» **Given instruction**: Please output the records below in full, exactly as given, but without the images.
━━━━━━━━━━━━━━━━━━━━
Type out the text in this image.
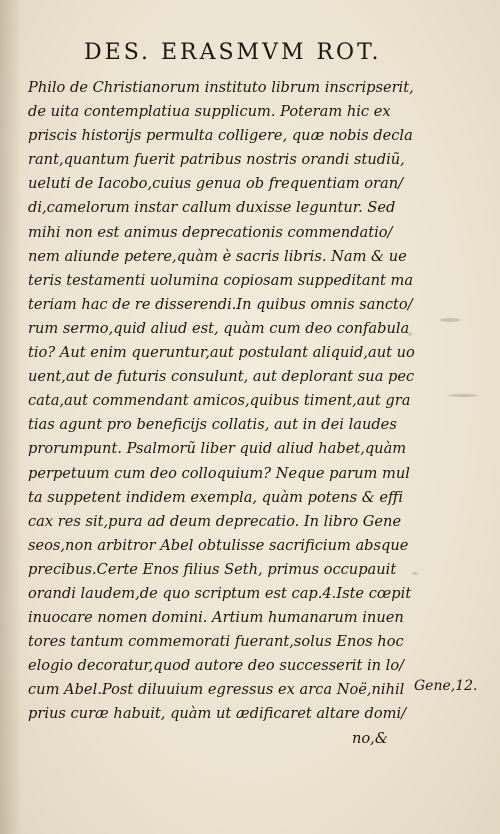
DES. ERASMVM ROT.
Philo de Christianorum instituto librum inscripserit,
de uita contemplatiua supplicum. Poteram hic ex
priscis historijs permulta colligere, quæ nobis decla
rant,quantum fuerit patribus nostris orandi studiũ,
ueluti de Iacobo,cuius genua ob frequentiam oran/
di,camelorum instar callum duxisse leguntur. Sed
mihi non est animus deprecationis commendatio/
nem aliunde petere,quàm è sacris libris. Nam & ue
teris testamenti uolumina copiosam suppeditant ma
teriam hac de re disserendi.In quibus omnis sancto/
rum sermo,quid aliud est, quàm cum deo confabula
tio? Aut enim queruntur,aut postulant aliquid,aut uo
uent,aut de futuris consulunt, aut deplorant sua pec
cata,aut commendant amicos,quibus timent,aut gra
tias agunt pro beneficijs collatis, aut in dei laudes
prorumpunt. Psalmorũ liber quid aliud habet,quàm
perpetuum cum deo colloquium? Neque parum mul
ta suppetent indidem exempla, quàm potens & effi
cax res sit,pura ad deum deprecatio. In libro Gene
seos,non arbitror Abel obtulisse sacrificium absque
precibus.Certe Enos filius Seth, primus occupauit
orandi laudem,de quo scriptum est cap.4.Iste cœpit
inuocare nomen domini. Artium humanarum inuen
tores tantum commemorati fuerant,solus Enos hoc
elogio decoratur,quod autore deo successerit in lo/
cum Abel.Post diluuium egressus ex arca Noë,nihil
prius curæ habuit, quàm ut ædificaret altare domi/
Gene,12.
no,&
━━━━━━━━━━━━━━━━━━━━
» **Solved exercise**:
Type out the text in this image.
DES. ERASMVM ROT.
Philo de Christianorum instituto librum inscripserit,
de uita contemplatiua supplicum. Poteram hic ex
priscis historijs permulta colligere, quæ nobis decla
rant,quantum fuerit patribus nostris orandi studiũ,
ueluti de Iacobo,cuius genua ob frequentiam oran/
di,camelorum instar callum duxisse leguntur. Sed
mihi non est animus deprecationis commendatio/
nem aliunde petere,quàm è sacris libris. Nam & ue
teris testamenti uolumina copiosam suppeditant ma
teriam hac de re disserendi.In quibus omnis sancto/
rum sermo,quid aliud est, quàm cum deo confabula
tio? Aut enim queruntur,aut postulant aliquid,aut uo
uent,aut de futuris consulunt, aut deplorant sua pec
cata,aut commendant amicos,quibus timent,aut gra
tias agunt pro beneficijs collatis, aut in dei laudes
prorumpunt. Psalmorũ liber quid aliud habet,quàm
perpetuum cum deo colloquium? Neque parum mul
ta suppetent indidem exempla, quàm potens & effi
cax res sit,pura ad deum deprecatio. In libro Gene
seos,non arbitror Abel obtulisse sacrificium absque
precibus.Certe Enos filius Seth, primus occupauit
orandi laudem,de quo scriptum est cap.4.Iste cœpit
inuocare nomen domini. Artium humanarum inuen
tores tantum commemorati fuerant,solus Enos hoc
elogio decoratur,quod autore deo successerit in lo/
cum Abel.Post diluuium egressus ex arca Noë,nihil
prius curæ habuit, quàm ut ædificaret altare domi/
Gene,12.
no,&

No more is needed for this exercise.